[Dataset excerpt]
- - -

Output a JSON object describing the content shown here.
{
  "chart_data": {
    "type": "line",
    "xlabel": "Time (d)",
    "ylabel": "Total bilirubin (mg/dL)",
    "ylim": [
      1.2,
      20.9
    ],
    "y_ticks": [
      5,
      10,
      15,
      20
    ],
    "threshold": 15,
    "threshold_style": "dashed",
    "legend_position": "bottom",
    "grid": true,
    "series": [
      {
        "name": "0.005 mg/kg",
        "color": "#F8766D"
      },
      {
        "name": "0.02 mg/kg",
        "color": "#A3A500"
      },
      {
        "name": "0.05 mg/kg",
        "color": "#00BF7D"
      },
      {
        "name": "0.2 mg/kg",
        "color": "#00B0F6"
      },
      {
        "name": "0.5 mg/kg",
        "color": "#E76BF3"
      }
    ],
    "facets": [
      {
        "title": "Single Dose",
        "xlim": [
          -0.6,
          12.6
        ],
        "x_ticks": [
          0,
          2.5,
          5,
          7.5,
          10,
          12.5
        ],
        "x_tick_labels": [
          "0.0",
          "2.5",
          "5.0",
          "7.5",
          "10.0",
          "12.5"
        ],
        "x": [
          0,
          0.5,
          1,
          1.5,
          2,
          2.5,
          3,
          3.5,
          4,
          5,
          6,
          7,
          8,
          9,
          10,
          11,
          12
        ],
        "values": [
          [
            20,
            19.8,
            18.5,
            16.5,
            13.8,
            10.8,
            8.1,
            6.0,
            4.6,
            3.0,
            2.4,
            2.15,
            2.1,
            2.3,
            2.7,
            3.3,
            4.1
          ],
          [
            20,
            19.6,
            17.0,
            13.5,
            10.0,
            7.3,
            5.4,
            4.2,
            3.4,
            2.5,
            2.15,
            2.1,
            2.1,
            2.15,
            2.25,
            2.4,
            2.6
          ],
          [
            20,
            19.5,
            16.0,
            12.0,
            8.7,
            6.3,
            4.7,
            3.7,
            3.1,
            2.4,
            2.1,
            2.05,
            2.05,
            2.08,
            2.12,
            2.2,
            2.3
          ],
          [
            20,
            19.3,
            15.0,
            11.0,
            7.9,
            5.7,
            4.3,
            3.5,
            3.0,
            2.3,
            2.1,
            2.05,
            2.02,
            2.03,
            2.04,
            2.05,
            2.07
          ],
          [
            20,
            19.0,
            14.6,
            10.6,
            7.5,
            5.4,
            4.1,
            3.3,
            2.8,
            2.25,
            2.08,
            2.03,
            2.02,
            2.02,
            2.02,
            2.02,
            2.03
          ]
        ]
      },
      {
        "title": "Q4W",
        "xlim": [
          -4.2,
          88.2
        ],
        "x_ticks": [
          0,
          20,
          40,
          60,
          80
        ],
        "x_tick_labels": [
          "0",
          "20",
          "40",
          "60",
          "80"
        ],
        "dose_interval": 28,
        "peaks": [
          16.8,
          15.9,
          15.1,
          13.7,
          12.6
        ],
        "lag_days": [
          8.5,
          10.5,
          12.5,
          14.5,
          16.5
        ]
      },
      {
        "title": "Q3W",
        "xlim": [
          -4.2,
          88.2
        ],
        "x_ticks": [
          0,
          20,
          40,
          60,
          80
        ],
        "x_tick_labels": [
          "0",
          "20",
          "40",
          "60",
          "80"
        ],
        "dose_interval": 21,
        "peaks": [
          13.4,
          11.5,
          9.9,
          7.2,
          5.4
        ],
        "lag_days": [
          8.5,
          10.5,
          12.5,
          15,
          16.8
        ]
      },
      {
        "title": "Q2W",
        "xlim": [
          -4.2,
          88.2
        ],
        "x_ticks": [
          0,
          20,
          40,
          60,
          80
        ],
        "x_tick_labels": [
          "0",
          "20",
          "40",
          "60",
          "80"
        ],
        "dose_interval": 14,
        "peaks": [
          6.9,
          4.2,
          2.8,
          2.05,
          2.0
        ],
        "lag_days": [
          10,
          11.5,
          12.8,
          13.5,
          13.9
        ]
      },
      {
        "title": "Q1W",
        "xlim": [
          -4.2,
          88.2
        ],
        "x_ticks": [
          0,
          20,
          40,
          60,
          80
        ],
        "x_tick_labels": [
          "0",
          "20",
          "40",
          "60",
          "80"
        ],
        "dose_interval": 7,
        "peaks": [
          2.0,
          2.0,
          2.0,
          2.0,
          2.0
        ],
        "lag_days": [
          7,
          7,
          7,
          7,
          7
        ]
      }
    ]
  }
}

- - -

Print out the whole listing exactly as it appears.

Output a JSON object describing the content shown here.
{
  "chart_data": {
    "type": "line",
    "xlabel": "Time (d)",
    "ylabel": "Total bilirubin (mg/dL)",
    "ylim": [
      1.2,
      20.9
    ],
    "y_ticks": [
      5,
      10,
      15,
      20
    ],
    "threshold": 15,
    "threshold_style": "dashed",
    "legend_position": "bottom",
    "grid": true,
    "series": [
      {
        "name": "0.005 mg/kg",
        "color": "#F8766D"
      },
      {
        "name": "0.02 mg/kg",
        "color": "#A3A500"
      },
      {
        "name": "0.05 mg/kg",
        "color": "#00BF7D"
      },
      {
        "name": "0.2 mg/kg",
        "color": "#00B0F6"
      },
      {
        "name": "0.5 mg/kg",
        "color": "#E76BF3"
      }
    ],
    "facets": [
      {
        "title": "Single Dose",
        "xlim": [
          -0.6,
          12.6
        ],
        "x_ticks": [
          0,
          2.5,
          5,
          7.5,
          10,
          12.5
        ],
        "x_tick_labels": [
          "0.0",
          "2.5",
          "5.0",
          "7.5",
          "10.0",
          "12.5"
        ],
        "x": [
          0,
          0.5,
          1,
          1.5,
          2,
          2.5,
          3,
          3.5,
          4,
          5,
          6,
          7,
          8,
          9,
          10,
          11,
          12
        ],
        "values": [
          [
            20,
            19.8,
            18.5,
            16.5,
            13.8,
            10.8,
            8.1,
            6.0,
            4.6,
            3.0,
            2.4,
            2.15,
            2.1,
            2.3,
            2.7,
            3.3,
            4.1
          ],
          [
            20,
            19.6,
            17.0,
            13.5,
            10.0,
            7.3,
            5.4,
            4.2,
            3.4,
            2.5,
            2.15,
            2.1,
            2.1,
            2.15,
            2.25,
            2.4,
            2.6
          ],
          [
            20,
            19.5,
            16.0,
            12.0,
            8.7,
            6.3,
            4.7,
            3.7,
            3.1,
            2.4,
            2.1,
            2.05,
            2.05,
            2.08,
            2.12,
            2.2,
            2.3
          ],
          [
            20,
            19.3,
            15.0,
            11.0,
            7.9,
            5.7,
            4.3,
            3.5,
            3.0,
            2.3,
            2.1,
            2.05,
            2.02,
            2.03,
            2.04,
            2.05,
            2.07
          ],
          [
            20,
            19.0,
            14.6,
            10.6,
            7.5,
            5.4,
            4.1,
            3.3,
            2.8,
            2.25,
            2.08,
            2.03,
            2.02,
            2.02,
            2.02,
            2.02,
            2.03
          ]
        ]
      },
      {
        "title": "Q4W",
        "xlim": [
          -4.2,
          88.2
        ],
        "x_ticks": [
          0,
          20,
          40,
          60,
          80
        ],
        "x_tick_labels": [
          "0",
          "20",
          "40",
          "60",
          "80"
        ],
        "dose_interval": 28,
        "peaks": [
          16.8,
          15.9,
          15.1,
          13.7,
          12.6
        ],
        "lag_days": [
          8.5,
          10.5,
          12.5,
          14.5,
          16.5
        ]
      },
      {
        "title": "Q3W",
        "xlim": [
          -4.2,
          88.2
        ],
        "x_ticks": [
          0,
          20,
          40,
          60,
          80
        ],
        "x_tick_labels": [
          "0",
          "20",
          "40",
          "60",
          "80"
        ],
        "dose_interval": 21,
        "peaks": [
          13.4,
          11.5,
          9.9,
          7.2,
          5.4
        ],
        "lag_days": [
          8.5,
          10.5,
          12.5,
          15,
          16.8
        ]
      },
      {
        "title": "Q2W",
        "xlim": [
          -4.2,
          88.2
        ],
        "x_ticks": [
          0,
          20,
          40,
          60,
          80
        ],
        "x_tick_labels": [
          "0",
          "20",
          "40",
          "60",
          "80"
        ],
        "dose_interval": 14,
        "peaks": [
          6.9,
          4.2,
          2.8,
          2.05,
          2.0
        ],
        "lag_days": [
          10,
          11.5,
          12.8,
          13.5,
          13.9
        ]
      },
      {
        "title": "Q1W",
        "xlim": [
          -4.2,
          88.2
        ],
        "x_ticks": [
          0,
          20,
          40,
          60,
          80
        ],
        "x_tick_labels": [
          "0",
          "20",
          "40",
          "60",
          "80"
        ],
        "dose_interval": 7,
        "peaks": [
          2.0,
          2.0,
          2.0,
          2.0,
          2.0
        ],
        "lag_days": [
          7,
          7,
          7,
          7,
          7
        ]
      }
    ]
  }
}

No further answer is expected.